__Brief__.
Scan the listing and work out how many lines contain the word "JSON". Nothing but the number should be given.

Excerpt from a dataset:

>> START

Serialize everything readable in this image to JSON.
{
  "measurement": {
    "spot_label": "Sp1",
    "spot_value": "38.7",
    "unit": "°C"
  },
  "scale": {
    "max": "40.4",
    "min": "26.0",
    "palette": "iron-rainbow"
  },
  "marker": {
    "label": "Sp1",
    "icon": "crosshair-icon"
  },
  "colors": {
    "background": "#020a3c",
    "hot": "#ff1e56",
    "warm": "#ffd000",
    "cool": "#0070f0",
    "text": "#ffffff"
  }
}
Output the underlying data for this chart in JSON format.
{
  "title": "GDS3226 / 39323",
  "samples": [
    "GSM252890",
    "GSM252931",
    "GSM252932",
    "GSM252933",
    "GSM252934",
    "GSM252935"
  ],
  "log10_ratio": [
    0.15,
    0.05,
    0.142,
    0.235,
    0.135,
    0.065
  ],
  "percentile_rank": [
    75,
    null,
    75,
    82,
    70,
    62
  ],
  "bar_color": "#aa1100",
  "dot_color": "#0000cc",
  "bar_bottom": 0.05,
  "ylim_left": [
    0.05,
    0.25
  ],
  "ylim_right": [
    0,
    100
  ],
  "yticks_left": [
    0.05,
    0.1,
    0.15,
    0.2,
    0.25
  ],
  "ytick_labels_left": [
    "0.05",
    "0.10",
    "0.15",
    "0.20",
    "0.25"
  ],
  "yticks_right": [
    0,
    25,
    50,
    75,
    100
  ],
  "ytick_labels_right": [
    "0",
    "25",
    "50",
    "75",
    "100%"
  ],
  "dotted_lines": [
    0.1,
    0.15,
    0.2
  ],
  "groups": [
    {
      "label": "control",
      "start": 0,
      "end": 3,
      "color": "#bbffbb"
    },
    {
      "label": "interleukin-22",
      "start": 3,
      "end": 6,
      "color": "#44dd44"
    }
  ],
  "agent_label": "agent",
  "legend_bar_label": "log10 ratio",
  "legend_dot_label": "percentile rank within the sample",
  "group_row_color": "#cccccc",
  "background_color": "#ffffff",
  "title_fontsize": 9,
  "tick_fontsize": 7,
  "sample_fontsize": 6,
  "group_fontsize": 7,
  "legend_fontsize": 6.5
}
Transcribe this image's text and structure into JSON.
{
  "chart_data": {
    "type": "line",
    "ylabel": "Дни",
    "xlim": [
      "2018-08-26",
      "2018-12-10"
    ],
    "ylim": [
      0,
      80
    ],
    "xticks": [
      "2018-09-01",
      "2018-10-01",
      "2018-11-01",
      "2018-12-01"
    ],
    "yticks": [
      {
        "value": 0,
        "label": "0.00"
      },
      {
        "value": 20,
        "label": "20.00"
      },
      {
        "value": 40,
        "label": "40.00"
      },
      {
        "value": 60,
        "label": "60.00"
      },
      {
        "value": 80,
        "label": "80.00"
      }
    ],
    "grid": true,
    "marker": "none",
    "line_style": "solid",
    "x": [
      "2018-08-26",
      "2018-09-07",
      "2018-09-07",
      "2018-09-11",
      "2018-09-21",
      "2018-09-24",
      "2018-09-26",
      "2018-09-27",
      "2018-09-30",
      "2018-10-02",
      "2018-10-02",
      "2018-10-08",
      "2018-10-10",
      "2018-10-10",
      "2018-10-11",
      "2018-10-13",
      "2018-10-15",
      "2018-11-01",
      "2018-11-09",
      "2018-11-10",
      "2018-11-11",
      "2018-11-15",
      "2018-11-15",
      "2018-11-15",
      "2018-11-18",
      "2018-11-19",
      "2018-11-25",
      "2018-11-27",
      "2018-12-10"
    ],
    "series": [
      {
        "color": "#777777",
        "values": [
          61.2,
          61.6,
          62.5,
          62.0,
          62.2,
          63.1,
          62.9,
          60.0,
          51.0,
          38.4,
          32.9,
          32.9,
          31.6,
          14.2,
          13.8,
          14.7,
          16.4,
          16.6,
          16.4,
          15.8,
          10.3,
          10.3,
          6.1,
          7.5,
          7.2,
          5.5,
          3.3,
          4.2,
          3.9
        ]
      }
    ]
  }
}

>> END

__Exercise solution__.
3